[Work to complete] Look through the listing for the word "предприятия". Copy each line that has it.
begin The input
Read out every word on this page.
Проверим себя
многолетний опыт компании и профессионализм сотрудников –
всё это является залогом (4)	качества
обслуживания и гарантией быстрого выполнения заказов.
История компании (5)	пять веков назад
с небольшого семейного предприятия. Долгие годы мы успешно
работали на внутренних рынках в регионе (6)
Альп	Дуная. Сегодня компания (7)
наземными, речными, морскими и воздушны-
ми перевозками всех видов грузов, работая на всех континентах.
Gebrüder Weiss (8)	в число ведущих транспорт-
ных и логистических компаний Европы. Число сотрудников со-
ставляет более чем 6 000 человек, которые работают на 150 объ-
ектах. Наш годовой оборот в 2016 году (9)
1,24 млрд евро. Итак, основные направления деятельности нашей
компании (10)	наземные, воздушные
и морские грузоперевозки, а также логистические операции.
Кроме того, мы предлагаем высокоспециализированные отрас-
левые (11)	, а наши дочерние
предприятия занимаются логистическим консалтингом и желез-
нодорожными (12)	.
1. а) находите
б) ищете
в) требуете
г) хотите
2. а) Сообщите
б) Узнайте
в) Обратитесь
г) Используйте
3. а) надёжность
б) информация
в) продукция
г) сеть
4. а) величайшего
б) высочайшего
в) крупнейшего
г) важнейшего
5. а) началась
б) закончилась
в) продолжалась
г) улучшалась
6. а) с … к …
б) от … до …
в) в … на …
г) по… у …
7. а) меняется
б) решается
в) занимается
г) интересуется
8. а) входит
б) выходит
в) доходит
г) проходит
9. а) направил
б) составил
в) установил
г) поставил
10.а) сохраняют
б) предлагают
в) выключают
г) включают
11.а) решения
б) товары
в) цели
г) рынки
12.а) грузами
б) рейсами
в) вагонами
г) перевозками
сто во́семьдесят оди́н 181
end The input
[Solution to this exercise]
с небольшого семейного предприятия. Долгие годы мы успешно
предприятия занимаются логистическим консалтингом и желез-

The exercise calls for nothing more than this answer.